Given problem.
Tally up the lines that include "confidence" and state that number by itself.

Stored data.
• • • •
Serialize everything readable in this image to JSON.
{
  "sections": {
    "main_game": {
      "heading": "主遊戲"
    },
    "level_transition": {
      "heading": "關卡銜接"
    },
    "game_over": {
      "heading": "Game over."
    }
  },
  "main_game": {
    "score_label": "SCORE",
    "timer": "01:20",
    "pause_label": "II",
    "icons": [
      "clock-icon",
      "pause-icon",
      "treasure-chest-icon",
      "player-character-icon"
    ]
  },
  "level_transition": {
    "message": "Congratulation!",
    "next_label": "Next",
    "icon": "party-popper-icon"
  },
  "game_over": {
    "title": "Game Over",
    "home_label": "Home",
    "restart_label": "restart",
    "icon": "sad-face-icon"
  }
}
• • • •
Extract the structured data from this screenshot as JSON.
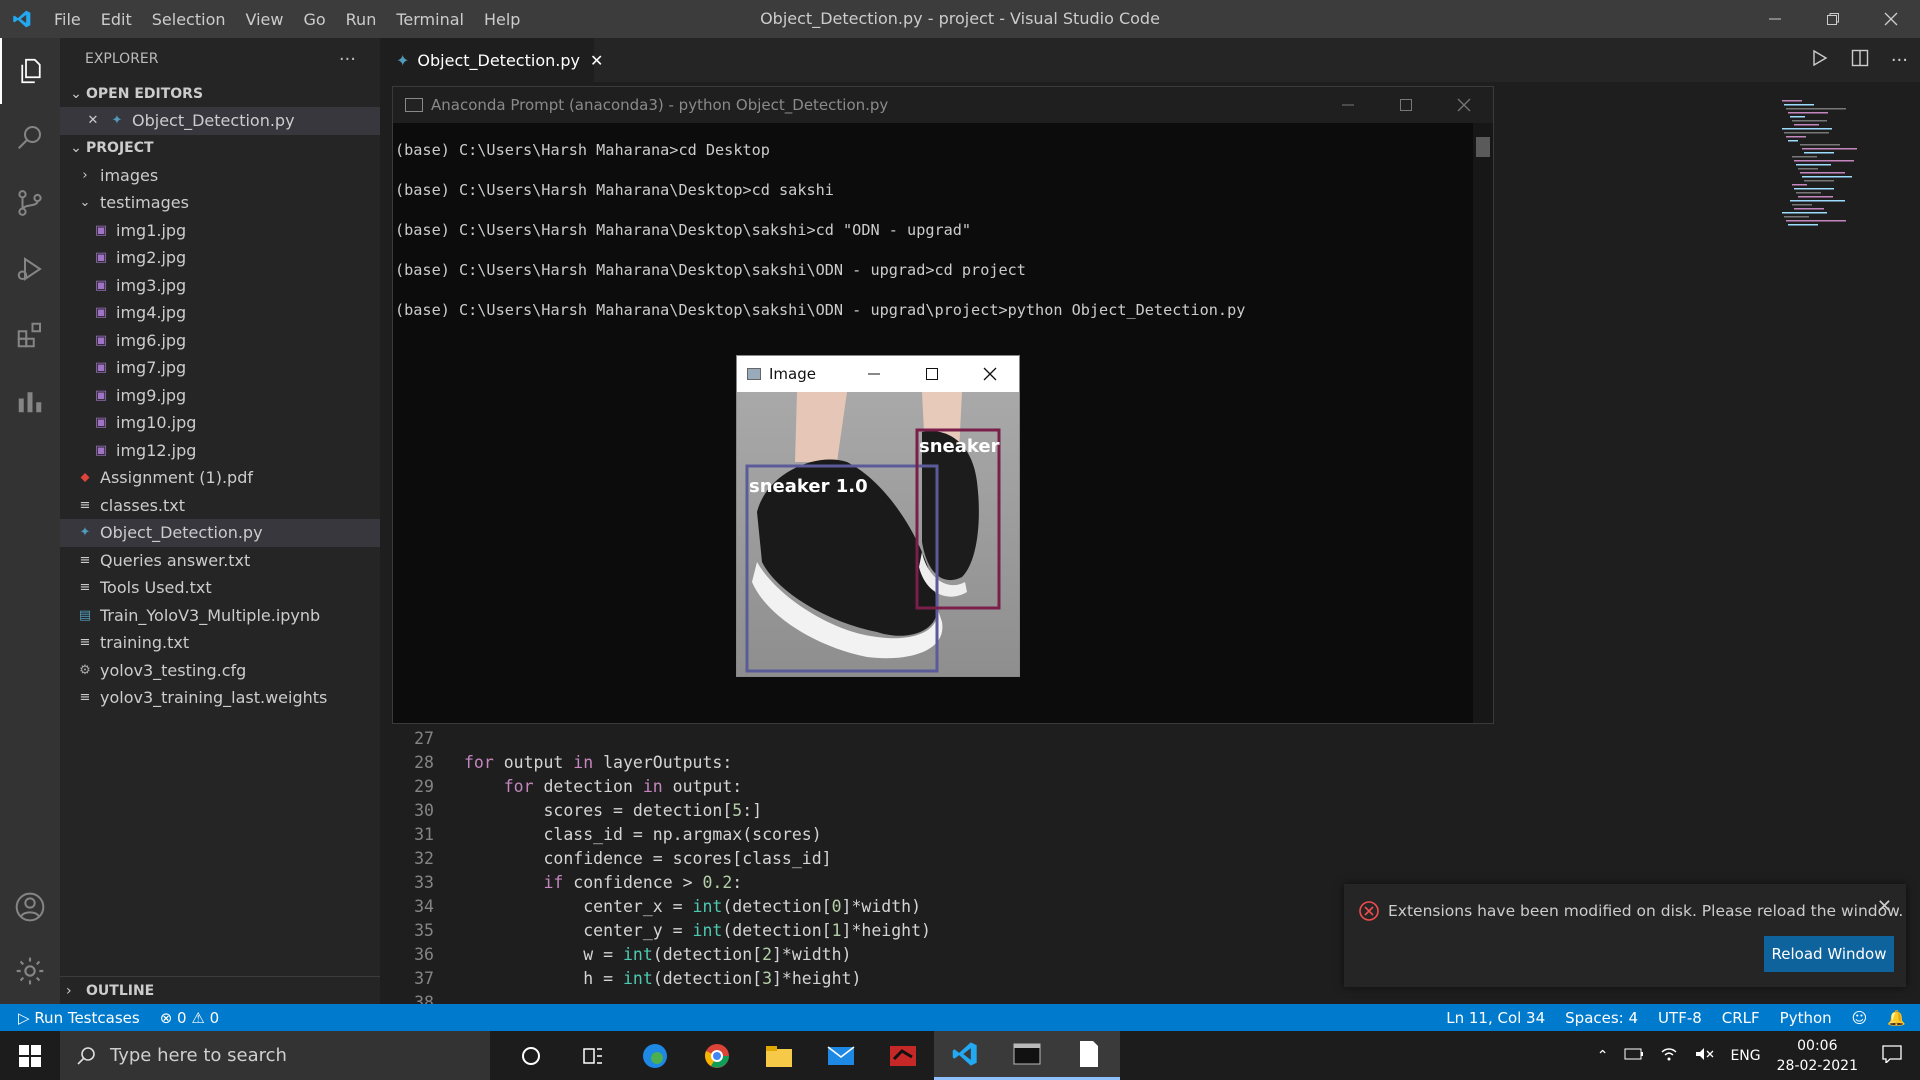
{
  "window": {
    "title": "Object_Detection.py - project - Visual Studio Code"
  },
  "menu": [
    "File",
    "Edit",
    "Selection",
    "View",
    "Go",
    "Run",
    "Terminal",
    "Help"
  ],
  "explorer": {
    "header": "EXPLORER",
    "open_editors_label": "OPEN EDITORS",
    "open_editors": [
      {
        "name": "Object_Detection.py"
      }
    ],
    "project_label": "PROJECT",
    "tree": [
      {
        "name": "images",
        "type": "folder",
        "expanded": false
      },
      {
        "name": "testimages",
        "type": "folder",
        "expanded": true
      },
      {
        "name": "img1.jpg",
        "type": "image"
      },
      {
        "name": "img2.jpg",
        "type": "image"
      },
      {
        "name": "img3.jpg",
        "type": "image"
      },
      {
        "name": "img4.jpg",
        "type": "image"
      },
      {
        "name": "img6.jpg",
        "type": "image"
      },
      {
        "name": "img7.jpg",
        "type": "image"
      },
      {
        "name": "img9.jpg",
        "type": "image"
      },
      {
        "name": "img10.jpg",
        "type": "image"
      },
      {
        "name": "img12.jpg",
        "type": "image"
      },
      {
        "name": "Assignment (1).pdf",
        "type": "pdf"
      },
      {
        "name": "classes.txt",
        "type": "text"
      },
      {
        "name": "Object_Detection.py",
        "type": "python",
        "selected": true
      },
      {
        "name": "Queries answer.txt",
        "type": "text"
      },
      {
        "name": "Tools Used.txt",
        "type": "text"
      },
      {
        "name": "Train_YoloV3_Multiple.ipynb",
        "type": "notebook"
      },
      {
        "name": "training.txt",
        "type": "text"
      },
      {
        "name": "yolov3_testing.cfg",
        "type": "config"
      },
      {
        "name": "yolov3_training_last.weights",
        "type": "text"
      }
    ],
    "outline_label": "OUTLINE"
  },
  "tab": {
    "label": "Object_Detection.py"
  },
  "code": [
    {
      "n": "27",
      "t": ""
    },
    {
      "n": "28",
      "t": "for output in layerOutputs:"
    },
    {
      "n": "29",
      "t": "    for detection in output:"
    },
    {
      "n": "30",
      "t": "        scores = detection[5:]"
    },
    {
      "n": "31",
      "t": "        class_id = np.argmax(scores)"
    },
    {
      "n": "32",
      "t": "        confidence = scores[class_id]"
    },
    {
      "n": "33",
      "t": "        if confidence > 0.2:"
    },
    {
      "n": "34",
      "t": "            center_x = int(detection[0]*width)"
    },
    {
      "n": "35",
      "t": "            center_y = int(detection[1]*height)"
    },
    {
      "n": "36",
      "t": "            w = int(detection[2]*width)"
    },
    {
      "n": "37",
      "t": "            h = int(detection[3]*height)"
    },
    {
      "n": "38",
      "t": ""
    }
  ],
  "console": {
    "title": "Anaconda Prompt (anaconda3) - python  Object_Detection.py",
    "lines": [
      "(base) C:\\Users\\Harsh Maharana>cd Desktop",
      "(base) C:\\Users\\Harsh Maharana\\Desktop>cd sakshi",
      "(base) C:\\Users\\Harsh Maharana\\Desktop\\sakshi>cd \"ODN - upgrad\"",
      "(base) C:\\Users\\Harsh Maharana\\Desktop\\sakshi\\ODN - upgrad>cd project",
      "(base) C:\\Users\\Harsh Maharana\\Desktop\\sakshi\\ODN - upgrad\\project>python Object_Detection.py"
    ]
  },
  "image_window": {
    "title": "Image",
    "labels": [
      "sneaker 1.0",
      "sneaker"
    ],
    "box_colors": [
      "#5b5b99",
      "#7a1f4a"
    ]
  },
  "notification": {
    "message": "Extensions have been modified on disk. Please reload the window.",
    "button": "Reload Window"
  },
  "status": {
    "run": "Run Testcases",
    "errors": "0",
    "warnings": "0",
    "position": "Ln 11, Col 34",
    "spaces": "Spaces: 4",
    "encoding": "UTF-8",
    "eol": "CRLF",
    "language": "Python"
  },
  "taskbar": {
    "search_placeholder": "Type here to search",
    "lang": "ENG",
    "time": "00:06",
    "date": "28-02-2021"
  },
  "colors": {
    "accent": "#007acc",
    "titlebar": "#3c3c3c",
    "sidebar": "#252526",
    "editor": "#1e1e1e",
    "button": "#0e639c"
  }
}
• • • •
Output for this task.
2